**Short problem**
Present each line of the entries below that holds the word "Barreto".
--- start of Material for the task ---
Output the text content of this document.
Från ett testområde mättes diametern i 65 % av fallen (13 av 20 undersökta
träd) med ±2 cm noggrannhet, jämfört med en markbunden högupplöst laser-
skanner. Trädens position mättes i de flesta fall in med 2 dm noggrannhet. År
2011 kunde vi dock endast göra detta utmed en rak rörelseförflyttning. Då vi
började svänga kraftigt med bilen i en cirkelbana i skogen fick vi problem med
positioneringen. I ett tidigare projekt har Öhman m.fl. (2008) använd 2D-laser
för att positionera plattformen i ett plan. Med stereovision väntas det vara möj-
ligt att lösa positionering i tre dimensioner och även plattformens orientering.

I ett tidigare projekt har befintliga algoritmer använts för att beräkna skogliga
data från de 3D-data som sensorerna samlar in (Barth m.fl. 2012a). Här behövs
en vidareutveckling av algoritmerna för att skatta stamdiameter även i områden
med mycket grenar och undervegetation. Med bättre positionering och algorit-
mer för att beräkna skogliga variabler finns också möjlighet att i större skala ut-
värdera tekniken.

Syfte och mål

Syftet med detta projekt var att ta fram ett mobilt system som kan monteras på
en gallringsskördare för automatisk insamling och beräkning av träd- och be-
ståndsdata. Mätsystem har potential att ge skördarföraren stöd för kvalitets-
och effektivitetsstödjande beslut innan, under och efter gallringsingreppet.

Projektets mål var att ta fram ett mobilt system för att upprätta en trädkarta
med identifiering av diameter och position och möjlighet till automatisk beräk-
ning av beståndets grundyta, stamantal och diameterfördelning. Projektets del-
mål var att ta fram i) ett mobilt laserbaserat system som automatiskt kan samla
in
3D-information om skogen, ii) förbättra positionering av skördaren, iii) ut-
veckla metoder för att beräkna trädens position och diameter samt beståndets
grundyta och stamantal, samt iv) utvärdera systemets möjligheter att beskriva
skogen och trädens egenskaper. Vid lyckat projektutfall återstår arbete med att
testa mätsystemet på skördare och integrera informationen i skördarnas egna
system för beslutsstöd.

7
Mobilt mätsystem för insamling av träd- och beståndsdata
--- end of Material for the task ---
--- start of Material for the task ---
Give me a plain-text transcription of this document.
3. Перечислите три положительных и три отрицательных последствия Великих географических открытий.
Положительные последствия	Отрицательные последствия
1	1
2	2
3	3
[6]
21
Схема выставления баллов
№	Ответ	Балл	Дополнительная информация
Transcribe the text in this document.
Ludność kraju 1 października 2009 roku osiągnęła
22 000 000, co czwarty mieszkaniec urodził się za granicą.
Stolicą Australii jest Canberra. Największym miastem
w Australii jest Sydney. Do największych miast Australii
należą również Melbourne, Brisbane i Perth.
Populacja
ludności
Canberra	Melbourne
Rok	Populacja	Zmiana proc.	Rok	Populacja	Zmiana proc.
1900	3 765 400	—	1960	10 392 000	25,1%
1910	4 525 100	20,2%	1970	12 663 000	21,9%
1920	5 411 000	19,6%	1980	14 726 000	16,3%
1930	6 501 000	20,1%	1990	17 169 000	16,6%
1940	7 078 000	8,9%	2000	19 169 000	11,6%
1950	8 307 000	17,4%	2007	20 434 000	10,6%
--- end of Material for the task ---
--- start of Material for the task ---
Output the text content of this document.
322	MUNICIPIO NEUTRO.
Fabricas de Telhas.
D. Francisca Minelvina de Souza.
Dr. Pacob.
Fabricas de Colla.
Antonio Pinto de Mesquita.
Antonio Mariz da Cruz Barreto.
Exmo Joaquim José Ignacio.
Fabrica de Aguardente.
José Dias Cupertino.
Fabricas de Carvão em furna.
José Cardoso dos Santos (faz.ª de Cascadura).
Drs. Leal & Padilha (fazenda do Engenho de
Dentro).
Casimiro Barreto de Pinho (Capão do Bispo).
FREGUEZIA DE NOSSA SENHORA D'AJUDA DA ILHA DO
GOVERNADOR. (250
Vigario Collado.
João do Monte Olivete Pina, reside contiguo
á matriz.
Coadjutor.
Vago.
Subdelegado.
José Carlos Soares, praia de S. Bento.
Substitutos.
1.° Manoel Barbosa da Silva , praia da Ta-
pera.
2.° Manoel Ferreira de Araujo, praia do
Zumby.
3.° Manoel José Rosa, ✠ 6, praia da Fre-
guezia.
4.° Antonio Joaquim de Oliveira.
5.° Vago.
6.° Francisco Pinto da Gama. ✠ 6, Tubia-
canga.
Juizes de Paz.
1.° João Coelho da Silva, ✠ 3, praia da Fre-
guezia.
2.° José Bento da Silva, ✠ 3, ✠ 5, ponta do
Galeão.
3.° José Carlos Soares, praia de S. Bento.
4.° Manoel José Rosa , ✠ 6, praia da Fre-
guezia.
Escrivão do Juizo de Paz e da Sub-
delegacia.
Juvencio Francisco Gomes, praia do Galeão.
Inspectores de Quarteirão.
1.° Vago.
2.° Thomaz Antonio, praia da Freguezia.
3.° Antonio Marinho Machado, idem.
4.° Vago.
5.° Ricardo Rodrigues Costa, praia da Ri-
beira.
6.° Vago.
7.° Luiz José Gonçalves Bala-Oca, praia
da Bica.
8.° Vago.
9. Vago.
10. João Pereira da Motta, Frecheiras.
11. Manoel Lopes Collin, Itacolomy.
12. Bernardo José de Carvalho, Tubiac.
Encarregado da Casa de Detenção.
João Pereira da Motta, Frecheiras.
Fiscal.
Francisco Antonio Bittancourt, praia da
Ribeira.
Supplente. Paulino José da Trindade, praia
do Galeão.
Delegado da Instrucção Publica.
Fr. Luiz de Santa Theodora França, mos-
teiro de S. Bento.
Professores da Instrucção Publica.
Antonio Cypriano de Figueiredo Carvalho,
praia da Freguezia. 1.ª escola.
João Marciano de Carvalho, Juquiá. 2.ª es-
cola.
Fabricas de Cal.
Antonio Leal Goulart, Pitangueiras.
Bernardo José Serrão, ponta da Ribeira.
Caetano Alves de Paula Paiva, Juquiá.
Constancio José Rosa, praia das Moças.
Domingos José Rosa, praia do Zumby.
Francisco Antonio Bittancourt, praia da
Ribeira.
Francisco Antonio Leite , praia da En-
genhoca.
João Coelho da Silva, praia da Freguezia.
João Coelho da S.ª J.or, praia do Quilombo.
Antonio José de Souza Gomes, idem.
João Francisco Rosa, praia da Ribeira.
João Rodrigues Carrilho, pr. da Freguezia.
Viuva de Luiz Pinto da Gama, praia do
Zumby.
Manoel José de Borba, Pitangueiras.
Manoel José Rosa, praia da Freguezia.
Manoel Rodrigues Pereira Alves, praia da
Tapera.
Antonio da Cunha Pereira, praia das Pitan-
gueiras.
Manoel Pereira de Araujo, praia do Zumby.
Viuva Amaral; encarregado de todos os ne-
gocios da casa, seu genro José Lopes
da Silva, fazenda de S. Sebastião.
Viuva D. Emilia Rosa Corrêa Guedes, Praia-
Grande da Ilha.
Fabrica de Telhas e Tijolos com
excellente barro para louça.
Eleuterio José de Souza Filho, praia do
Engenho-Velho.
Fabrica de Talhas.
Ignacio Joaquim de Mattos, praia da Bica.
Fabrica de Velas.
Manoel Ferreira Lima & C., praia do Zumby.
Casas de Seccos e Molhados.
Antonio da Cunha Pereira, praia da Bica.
--- end of Material for the task ---
**Complete response**
Antonio Mariz da Cruz Barreto.
Casimiro Barreto de Pinho (Capão do Bispo).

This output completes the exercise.